*Work to be completed*: Write out all records as given; omit images.

** START Excerpted data **

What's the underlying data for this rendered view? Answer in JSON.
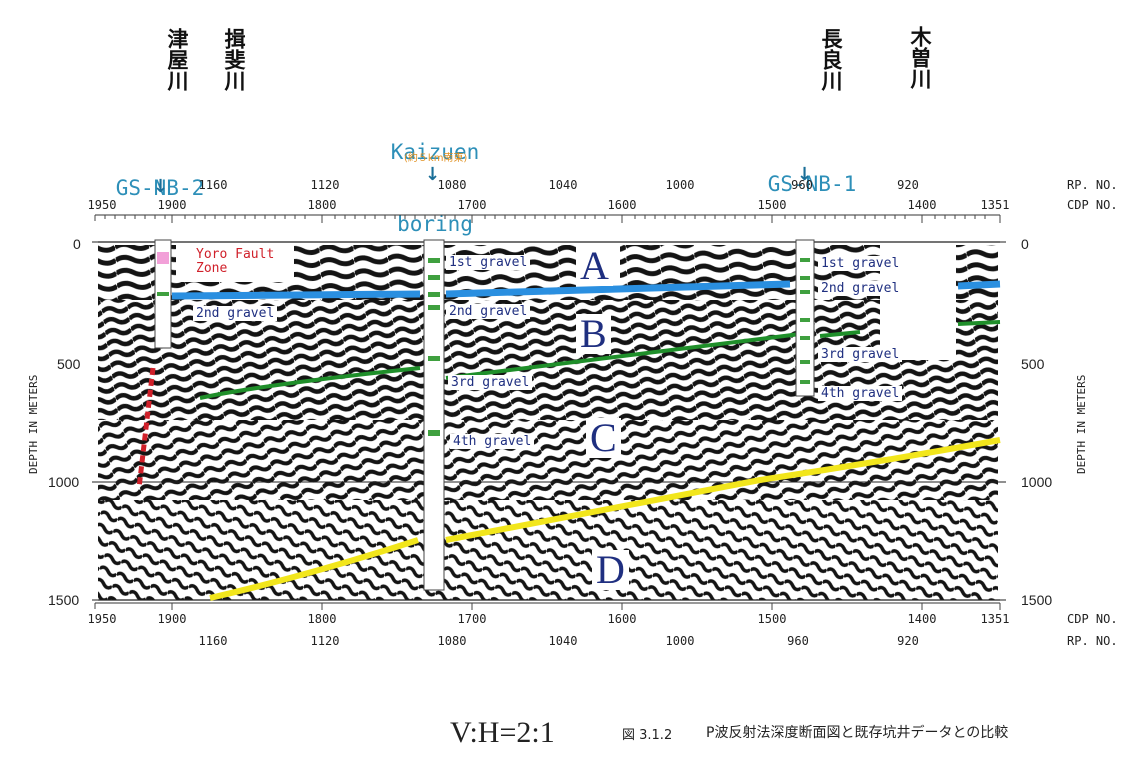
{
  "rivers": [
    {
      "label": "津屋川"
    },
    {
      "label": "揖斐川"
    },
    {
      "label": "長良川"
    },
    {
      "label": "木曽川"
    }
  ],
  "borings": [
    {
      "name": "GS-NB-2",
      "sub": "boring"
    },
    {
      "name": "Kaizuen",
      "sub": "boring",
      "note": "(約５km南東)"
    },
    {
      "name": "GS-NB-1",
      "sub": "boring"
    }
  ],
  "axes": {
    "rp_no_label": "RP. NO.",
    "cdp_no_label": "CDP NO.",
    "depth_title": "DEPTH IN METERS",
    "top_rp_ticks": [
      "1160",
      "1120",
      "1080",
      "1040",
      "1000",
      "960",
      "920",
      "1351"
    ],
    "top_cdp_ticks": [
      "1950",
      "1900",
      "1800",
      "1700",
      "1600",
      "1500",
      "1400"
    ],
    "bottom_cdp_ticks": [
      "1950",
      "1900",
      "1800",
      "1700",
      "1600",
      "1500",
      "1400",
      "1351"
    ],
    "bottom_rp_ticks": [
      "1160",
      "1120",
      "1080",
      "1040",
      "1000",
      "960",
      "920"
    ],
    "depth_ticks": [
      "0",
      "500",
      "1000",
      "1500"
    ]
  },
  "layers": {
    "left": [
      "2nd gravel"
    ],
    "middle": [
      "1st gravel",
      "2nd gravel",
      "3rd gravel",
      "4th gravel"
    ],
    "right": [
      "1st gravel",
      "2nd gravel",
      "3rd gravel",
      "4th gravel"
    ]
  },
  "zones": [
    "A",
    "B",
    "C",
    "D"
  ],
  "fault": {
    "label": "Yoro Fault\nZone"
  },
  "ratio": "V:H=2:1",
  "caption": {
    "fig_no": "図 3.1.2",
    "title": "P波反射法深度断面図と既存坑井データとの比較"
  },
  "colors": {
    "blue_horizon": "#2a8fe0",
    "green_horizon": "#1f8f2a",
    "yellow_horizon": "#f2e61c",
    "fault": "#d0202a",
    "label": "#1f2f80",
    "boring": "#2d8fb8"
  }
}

** END Excerpted data **

*Written reply*:
What's the underlying data for this rendered view? Answer in JSON.
{
  "rivers": [
    {
      "label": "津屋川"
    },
    {
      "label": "揖斐川"
    },
    {
      "label": "長良川"
    },
    {
      "label": "木曽川"
    }
  ],
  "borings": [
    {
      "name": "GS-NB-2",
      "sub": "boring"
    },
    {
      "name": "Kaizuen",
      "sub": "boring",
      "note": "(約５km南東)"
    },
    {
      "name": "GS-NB-1",
      "sub": "boring"
    }
  ],
  "axes": {
    "rp_no_label": "RP. NO.",
    "cdp_no_label": "CDP NO.",
    "depth_title": "DEPTH IN METERS",
    "top_rp_ticks": [
      "1160",
      "1120",
      "1080",
      "1040",
      "1000",
      "960",
      "920",
      "1351"
    ],
    "top_cdp_ticks": [
      "1950",
      "1900",
      "1800",
      "1700",
      "1600",
      "1500",
      "1400"
    ],
    "bottom_cdp_ticks": [
      "1950",
      "1900",
      "1800",
      "1700",
      "1600",
      "1500",
      "1400",
      "1351"
    ],
    "bottom_rp_ticks": [
      "1160",
      "1120",
      "1080",
      "1040",
      "1000",
      "960",
      "920"
    ],
    "depth_ticks": [
      "0",
      "500",
      "1000",
      "1500"
    ]
  },
  "layers": {
    "left": [
      "2nd gravel"
    ],
    "middle": [
      "1st gravel",
      "2nd gravel",
      "3rd gravel",
      "4th gravel"
    ],
    "right": [
      "1st gravel",
      "2nd gravel",
      "3rd gravel",
      "4th gravel"
    ]
  },
  "zones": [
    "A",
    "B",
    "C",
    "D"
  ],
  "fault": {
    "label": "Yoro Fault\nZone"
  },
  "ratio": "V:H=2:1",
  "caption": {
    "fig_no": "図 3.1.2",
    "title": "P波反射法深度断面図と既存坑井データとの比較"
  },
  "colors": {
    "blue_horizon": "#2a8fe0",
    "green_horizon": "#1f8f2a",
    "yellow_horizon": "#f2e61c",
    "fault": "#d0202a",
    "label": "#1f2f80",
    "boring": "#2d8fb8"
  }
}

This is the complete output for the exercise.